> **Written exercise**
Omit images. Retype all entries verbatim.

(Saved data entries)
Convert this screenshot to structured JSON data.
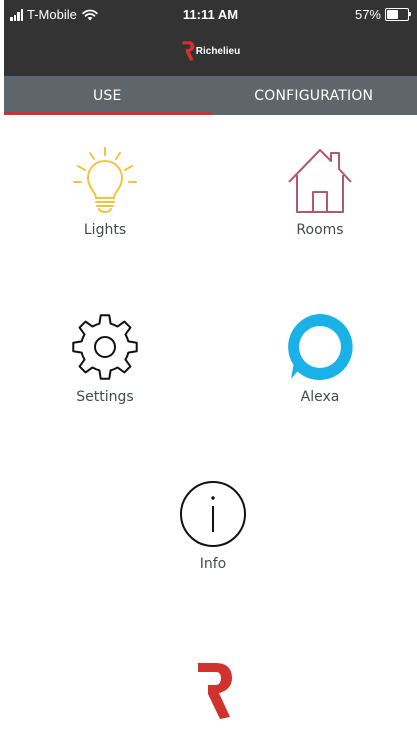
{
  "status_bar": {
    "carrier": "T-Mobile",
    "time": "11:11 AM",
    "battery": "57%",
    "battery_level": 0.57,
    "icons": [
      "signal-icon",
      "wifi-icon",
      "battery-icon"
    ]
  },
  "header": {
    "brand": "Richelieu",
    "brand_color": "#d0322f"
  },
  "tabs": [
    {
      "label": "USE",
      "active": true
    },
    {
      "label": "CONFIGURATION",
      "active": false
    }
  ],
  "tiles": [
    {
      "label": "Lights",
      "icon": "lightbulb-icon",
      "color": "#f5c33b"
    },
    {
      "label": "Rooms",
      "icon": "house-icon",
      "color": "#b05a72"
    },
    {
      "label": "Settings",
      "icon": "gear-icon",
      "color": "#111111"
    },
    {
      "label": "Alexa",
      "icon": "alexa-icon",
      "color": "#1ab0e8"
    },
    {
      "label": "Info",
      "icon": "info-icon",
      "color": "#111111"
    }
  ],
  "colors": {
    "header_bg": "#333333",
    "tab_bg": "#5e666c",
    "accent": "#d0322f"
  }
}
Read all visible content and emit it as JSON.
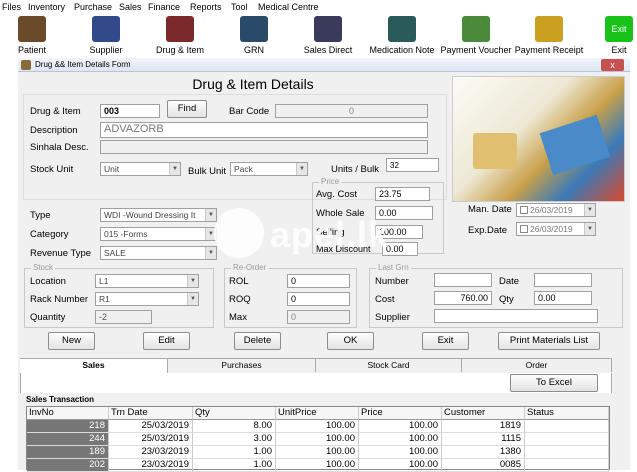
{
  "menu": [
    "Files",
    "Inventory",
    "Purchase",
    "Sales",
    "Finance",
    "Reports",
    "Tool",
    "Medical Centre"
  ],
  "toolbar": [
    {
      "label": "Patient",
      "icon": "patient-icon",
      "color": "#6b4a2a"
    },
    {
      "label": "Supplier",
      "icon": "supplier-icon",
      "color": "#334a8a"
    },
    {
      "label": "Drug & Item",
      "icon": "drug-item-icon",
      "color": "#7a2a2a"
    },
    {
      "label": "GRN",
      "icon": "grn-icon",
      "color": "#2a4a6a"
    },
    {
      "label": "Sales Direct",
      "icon": "sales-direct-icon",
      "color": "#3a3a5a"
    },
    {
      "label": "Medication Note",
      "icon": "medication-note-icon",
      "color": "#2a5a5a"
    },
    {
      "label": "Payment Voucher",
      "icon": "payment-voucher-icon",
      "color": "#4a8a3a"
    },
    {
      "label": "Payment Receipt",
      "icon": "payment-receipt-icon",
      "color": "#c9a020"
    },
    {
      "label": "Exit",
      "icon": "exit-icon",
      "color": "#19c219"
    }
  ],
  "window": {
    "title": "Drug && Item Details Form",
    "close": "x"
  },
  "form": {
    "heading": "Drug & Item Details",
    "drug_item_label": "Drug & Item",
    "drug_item_value": "003",
    "find_button": "Find",
    "barcode_label": "Bar Code",
    "barcode_value": "0",
    "description_label": "Description",
    "description_value": "ADVAZORB",
    "sinhala_label": "Sinhala Desc.",
    "sinhala_value": "",
    "stock_unit_label": "Stock Unit",
    "stock_unit_value": "Unit",
    "bulk_unit_label": "Bulk Unit",
    "bulk_unit_value": "Pack",
    "units_bulk_label": "Units / Bulk",
    "units_bulk_value": "32",
    "price_group": "Price",
    "avg_cost_label": "Avg. Cost",
    "avg_cost_value": "23.75",
    "whole_sale_label": "Whole Sale",
    "whole_sale_value": "0.00",
    "selling_label": "Selling",
    "selling_value": "100.00",
    "max_discount_label": "Max Discount",
    "max_discount_value": "0.00",
    "type_label": "Type",
    "type_value": "WDI -Wound Dressing It",
    "category_label": "Category",
    "category_value": "015 -Forms",
    "revenue_label": "Revenue Type",
    "revenue_value": "SALE",
    "man_date_label": "Man. Date",
    "man_date_value": "26/03/2019",
    "exp_date_label": "Exp.Date",
    "exp_date_value": "26/03/2019",
    "stock_group": "Stock",
    "location_label": "Location",
    "location_value": "L1",
    "rack_label": "Rack Number",
    "rack_value": "R1",
    "quantity_label": "Quantity",
    "quantity_value": "-2",
    "reorder_group": "Re-Order",
    "rol_label": "ROL",
    "rol_value": "0",
    "roq_label": "ROQ",
    "roq_value": "0",
    "max_label": "Max",
    "max_value": "0",
    "lastgrn_group": "Last Grn",
    "number_label": "Number",
    "number_value": "",
    "date_label": "Date",
    "date_value": "",
    "cost_label": "Cost",
    "cost_value": "760.00",
    "qty_label": "Qty",
    "qty_value": "0.00",
    "supplier_label": "Supplier",
    "supplier_value": ""
  },
  "buttons": {
    "new": "New",
    "edit": "Edit",
    "delete": "Delete",
    "ok": "OK",
    "exit": "Exit",
    "print": "Print Materials List"
  },
  "tabs": [
    "Sales",
    "Purchases",
    "Stock Card",
    "Order"
  ],
  "to_excel": "To Excel",
  "sales_group": "Sales Transaction",
  "grid": {
    "columns": [
      "InvNo",
      "Trn Date",
      "Qty",
      "UnitPrice",
      "Price",
      "Customer",
      "Status"
    ],
    "rows": [
      [
        "218",
        "25/03/2019",
        "8.00",
        "100.00",
        "100.00",
        "1819",
        ""
      ],
      [
        "244",
        "25/03/2019",
        "3.00",
        "100.00",
        "100.00",
        "1115",
        ""
      ],
      [
        "189",
        "23/03/2019",
        "1.00",
        "100.00",
        "100.00",
        "1380",
        ""
      ],
      [
        "202",
        "23/03/2019",
        "1.00",
        "100.00",
        "100.00",
        "0085",
        ""
      ]
    ]
  },
  "watermark": "apel.lk"
}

> **The solution**
Convert this screenshot to structured JSON data.
{
  "status_bar": {
    "carrier": "T-Mobile",
    "time": "11:11 AM",
    "battery": "57%",
    "battery_level": 0.57,
    "icons": [
      "signal-icon",
      "wifi-icon",
      "battery-icon"
    ]
  },
  "header": {
    "brand": "Richelieu",
    "brand_color": "#d0322f"
  },
  "tabs": [
    {
      "label": "USE",
      "active": true
    },
    {
      "label": "CONFIGURATION",
      "active": false
    }
  ],
  "tiles": [
    {
      "label": "Lights",
      "icon": "lightbulb-icon",
      "color": "#f5c33b"
    },
    {
      "label": "Rooms",
      "icon": "house-icon",
      "color": "#b05a72"
    },
    {
      "label": "Settings",
      "icon": "gear-icon",
      "color": "#111111"
    },
    {
      "label": "Alexa",
      "icon": "alexa-icon",
      "color": "#1ab0e8"
    },
    {
      "label": "Info",
      "icon": "info-icon",
      "color": "#111111"
    }
  ],
  "colors": {
    "header_bg": "#333333",
    "tab_bg": "#5e666c",
    "accent": "#d0322f"
  }
}
Read all visible content and emit it as JSON.
{
  "menu": [
    "Files",
    "Inventory",
    "Purchase",
    "Sales",
    "Finance",
    "Reports",
    "Tool",
    "Medical Centre"
  ],
  "toolbar": [
    {
      "label": "Patient",
      "icon": "patient-icon",
      "color": "#6b4a2a"
    },
    {
      "label": "Supplier",
      "icon": "supplier-icon",
      "color": "#334a8a"
    },
    {
      "label": "Drug & Item",
      "icon": "drug-item-icon",
      "color": "#7a2a2a"
    },
    {
      "label": "GRN",
      "icon": "grn-icon",
      "color": "#2a4a6a"
    },
    {
      "label": "Sales Direct",
      "icon": "sales-direct-icon",
      "color": "#3a3a5a"
    },
    {
      "label": "Medication Note",
      "icon": "medication-note-icon",
      "color": "#2a5a5a"
    },
    {
      "label": "Payment Voucher",
      "icon": "payment-voucher-icon",
      "color": "#4a8a3a"
    },
    {
      "label": "Payment Receipt",
      "icon": "payment-receipt-icon",
      "color": "#c9a020"
    },
    {
      "label": "Exit",
      "icon": "exit-icon",
      "color": "#19c219"
    }
  ],
  "window": {
    "title": "Drug && Item Details Form",
    "close": "x"
  },
  "form": {
    "heading": "Drug & Item Details",
    "drug_item_label": "Drug & Item",
    "drug_item_value": "003",
    "find_button": "Find",
    "barcode_label": "Bar Code",
    "barcode_value": "0",
    "description_label": "Description",
    "description_value": "ADVAZORB",
    "sinhala_label": "Sinhala Desc.",
    "sinhala_value": "",
    "stock_unit_label": "Stock Unit",
    "stock_unit_value": "Unit",
    "bulk_unit_label": "Bulk Unit",
    "bulk_unit_value": "Pack",
    "units_bulk_label": "Units / Bulk",
    "units_bulk_value": "32",
    "price_group": "Price",
    "avg_cost_label": "Avg. Cost",
    "avg_cost_value": "23.75",
    "whole_sale_label": "Whole Sale",
    "whole_sale_value": "0.00",
    "selling_label": "Selling",
    "selling_value": "100.00",
    "max_discount_label": "Max Discount",
    "max_discount_value": "0.00",
    "type_label": "Type",
    "type_value": "WDI -Wound Dressing It",
    "category_label": "Category",
    "category_value": "015 -Forms",
    "revenue_label": "Revenue Type",
    "revenue_value": "SALE",
    "man_date_label": "Man. Date",
    "man_date_value": "26/03/2019",
    "exp_date_label": "Exp.Date",
    "exp_date_value": "26/03/2019",
    "stock_group": "Stock",
    "location_label": "Location",
    "location_value": "L1",
    "rack_label": "Rack Number",
    "rack_value": "R1",
    "quantity_label": "Quantity",
    "quantity_value": "-2",
    "reorder_group": "Re-Order",
    "rol_label": "ROL",
    "rol_value": "0",
    "roq_label": "ROQ",
    "roq_value": "0",
    "max_label": "Max",
    "max_value": "0",
    "lastgrn_group": "Last Grn",
    "number_label": "Number",
    "number_value": "",
    "date_label": "Date",
    "date_value": "",
    "cost_label": "Cost",
    "cost_value": "760.00",
    "qty_label": "Qty",
    "qty_value": "0.00",
    "supplier_label": "Supplier",
    "supplier_value": ""
  },
  "buttons": {
    "new": "New",
    "edit": "Edit",
    "delete": "Delete",
    "ok": "OK",
    "exit": "Exit",
    "print": "Print Materials List"
  },
  "tabs": [
    "Sales",
    "Purchases",
    "Stock Card",
    "Order"
  ],
  "to_excel": "To Excel",
  "sales_group": "Sales Transaction",
  "grid": {
    "columns": [
      "InvNo",
      "Trn Date",
      "Qty",
      "UnitPrice",
      "Price",
      "Customer",
      "Status"
    ],
    "rows": [
      [
        "218",
        "25/03/2019",
        "8.00",
        "100.00",
        "100.00",
        "1819",
        ""
      ],
      [
        "244",
        "25/03/2019",
        "3.00",
        "100.00",
        "100.00",
        "1115",
        ""
      ],
      [
        "189",
        "23/03/2019",
        "1.00",
        "100.00",
        "100.00",
        "1380",
        ""
      ],
      [
        "202",
        "23/03/2019",
        "1.00",
        "100.00",
        "100.00",
        "0085",
        ""
      ]
    ]
  },
  "watermark": "apel.lk"
}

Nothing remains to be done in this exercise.